- **EXERCISE MATERIALS**:

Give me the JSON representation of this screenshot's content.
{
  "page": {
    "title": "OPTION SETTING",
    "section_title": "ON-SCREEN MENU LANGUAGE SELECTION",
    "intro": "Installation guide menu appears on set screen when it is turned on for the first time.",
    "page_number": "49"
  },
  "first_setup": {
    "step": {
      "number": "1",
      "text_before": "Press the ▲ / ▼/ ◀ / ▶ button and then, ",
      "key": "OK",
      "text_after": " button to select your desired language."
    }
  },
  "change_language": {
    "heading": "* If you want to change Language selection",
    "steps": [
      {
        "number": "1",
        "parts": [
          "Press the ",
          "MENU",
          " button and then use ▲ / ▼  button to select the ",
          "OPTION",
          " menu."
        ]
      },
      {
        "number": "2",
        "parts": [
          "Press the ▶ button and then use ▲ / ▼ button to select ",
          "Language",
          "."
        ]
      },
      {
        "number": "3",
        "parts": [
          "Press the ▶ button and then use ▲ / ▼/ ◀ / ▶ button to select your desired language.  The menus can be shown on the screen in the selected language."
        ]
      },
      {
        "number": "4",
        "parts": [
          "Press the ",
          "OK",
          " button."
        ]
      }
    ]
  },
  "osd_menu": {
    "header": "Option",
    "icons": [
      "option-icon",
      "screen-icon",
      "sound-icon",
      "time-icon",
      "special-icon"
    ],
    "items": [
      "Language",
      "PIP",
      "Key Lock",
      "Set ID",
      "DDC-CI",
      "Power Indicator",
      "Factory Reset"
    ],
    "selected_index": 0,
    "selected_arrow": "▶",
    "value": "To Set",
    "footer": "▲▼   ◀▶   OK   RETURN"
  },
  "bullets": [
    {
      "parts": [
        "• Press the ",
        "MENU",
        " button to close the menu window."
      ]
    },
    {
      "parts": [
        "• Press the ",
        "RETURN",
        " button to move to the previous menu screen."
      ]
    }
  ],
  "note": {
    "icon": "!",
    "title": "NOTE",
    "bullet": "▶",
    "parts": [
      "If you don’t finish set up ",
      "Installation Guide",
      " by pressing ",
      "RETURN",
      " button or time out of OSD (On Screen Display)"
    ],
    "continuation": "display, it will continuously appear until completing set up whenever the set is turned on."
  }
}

- **YOUR OBJECTIVE**: Extract the listing in its entirety and repeat it exactly.

- **RESPONSE TO THE TASK**:
Give me the JSON representation of this screenshot's content.
{
  "page": {
    "title": "OPTION SETTING",
    "section_title": "ON-SCREEN MENU LANGUAGE SELECTION",
    "intro": "Installation guide menu appears on set screen when it is turned on for the first time.",
    "page_number": "49"
  },
  "first_setup": {
    "step": {
      "number": "1",
      "text_before": "Press the ▲ / ▼/ ◀ / ▶ button and then, ",
      "key": "OK",
      "text_after": " button to select your desired language."
    }
  },
  "change_language": {
    "heading": "* If you want to change Language selection",
    "steps": [
      {
        "number": "1",
        "parts": [
          "Press the ",
          "MENU",
          " button and then use ▲ / ▼  button to select the ",
          "OPTION",
          " menu."
        ]
      },
      {
        "number": "2",
        "parts": [
          "Press the ▶ button and then use ▲ / ▼ button to select ",
          "Language",
          "."
        ]
      },
      {
        "number": "3",
        "parts": [
          "Press the ▶ button and then use ▲ / ▼/ ◀ / ▶ button to select your desired language.  The menus can be shown on the screen in the selected language."
        ]
      },
      {
        "number": "4",
        "parts": [
          "Press the ",
          "OK",
          " button."
        ]
      }
    ]
  },
  "osd_menu": {
    "header": "Option",
    "icons": [
      "option-icon",
      "screen-icon",
      "sound-icon",
      "time-icon",
      "special-icon"
    ],
    "items": [
      "Language",
      "PIP",
      "Key Lock",
      "Set ID",
      "DDC-CI",
      "Power Indicator",
      "Factory Reset"
    ],
    "selected_index": 0,
    "selected_arrow": "▶",
    "value": "To Set",
    "footer": "▲▼   ◀▶   OK   RETURN"
  },
  "bullets": [
    {
      "parts": [
        "• Press the ",
        "MENU",
        " button to close the menu window."
      ]
    },
    {
      "parts": [
        "• Press the ",
        "RETURN",
        " button to move to the previous menu screen."
      ]
    }
  ],
  "note": {
    "icon": "!",
    "title": "NOTE",
    "bullet": "▶",
    "parts": [
      "If you don’t finish set up ",
      "Installation Guide",
      " by pressing ",
      "RETURN",
      " button or time out of OSD (On Screen Display)"
    ],
    "continuation": "display, it will continuously appear until completing set up whenever the set is turned on."
  }
}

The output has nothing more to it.